(Collected data entries)
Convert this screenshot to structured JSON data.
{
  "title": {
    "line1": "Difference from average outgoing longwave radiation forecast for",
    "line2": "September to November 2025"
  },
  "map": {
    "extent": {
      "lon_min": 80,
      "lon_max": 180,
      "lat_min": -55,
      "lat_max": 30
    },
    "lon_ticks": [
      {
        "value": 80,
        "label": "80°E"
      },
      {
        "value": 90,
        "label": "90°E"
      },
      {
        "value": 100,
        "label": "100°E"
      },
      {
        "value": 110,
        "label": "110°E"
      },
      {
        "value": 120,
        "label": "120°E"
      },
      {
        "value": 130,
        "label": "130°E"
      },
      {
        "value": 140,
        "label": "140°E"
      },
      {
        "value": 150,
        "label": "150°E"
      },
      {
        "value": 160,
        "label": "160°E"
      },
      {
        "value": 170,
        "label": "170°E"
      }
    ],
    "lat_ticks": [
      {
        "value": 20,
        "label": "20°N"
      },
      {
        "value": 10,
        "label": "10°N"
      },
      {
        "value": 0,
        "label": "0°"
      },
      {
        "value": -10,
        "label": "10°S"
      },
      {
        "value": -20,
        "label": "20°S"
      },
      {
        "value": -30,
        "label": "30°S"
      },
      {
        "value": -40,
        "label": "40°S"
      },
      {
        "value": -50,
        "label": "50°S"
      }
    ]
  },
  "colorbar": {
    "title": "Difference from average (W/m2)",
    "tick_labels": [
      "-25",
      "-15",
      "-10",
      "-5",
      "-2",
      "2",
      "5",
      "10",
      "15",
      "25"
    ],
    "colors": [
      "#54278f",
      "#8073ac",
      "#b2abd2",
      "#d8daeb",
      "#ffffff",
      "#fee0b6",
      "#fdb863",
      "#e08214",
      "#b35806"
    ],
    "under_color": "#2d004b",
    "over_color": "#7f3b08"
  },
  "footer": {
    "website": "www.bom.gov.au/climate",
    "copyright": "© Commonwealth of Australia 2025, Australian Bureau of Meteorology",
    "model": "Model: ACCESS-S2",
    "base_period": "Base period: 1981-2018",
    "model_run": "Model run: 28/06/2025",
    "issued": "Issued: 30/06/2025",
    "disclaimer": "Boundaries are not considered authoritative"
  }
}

◆ **Your objective**: Your answer should be a single number: the count of lines in the entries that contain the word "Model".

◆ **Expected answer**: 2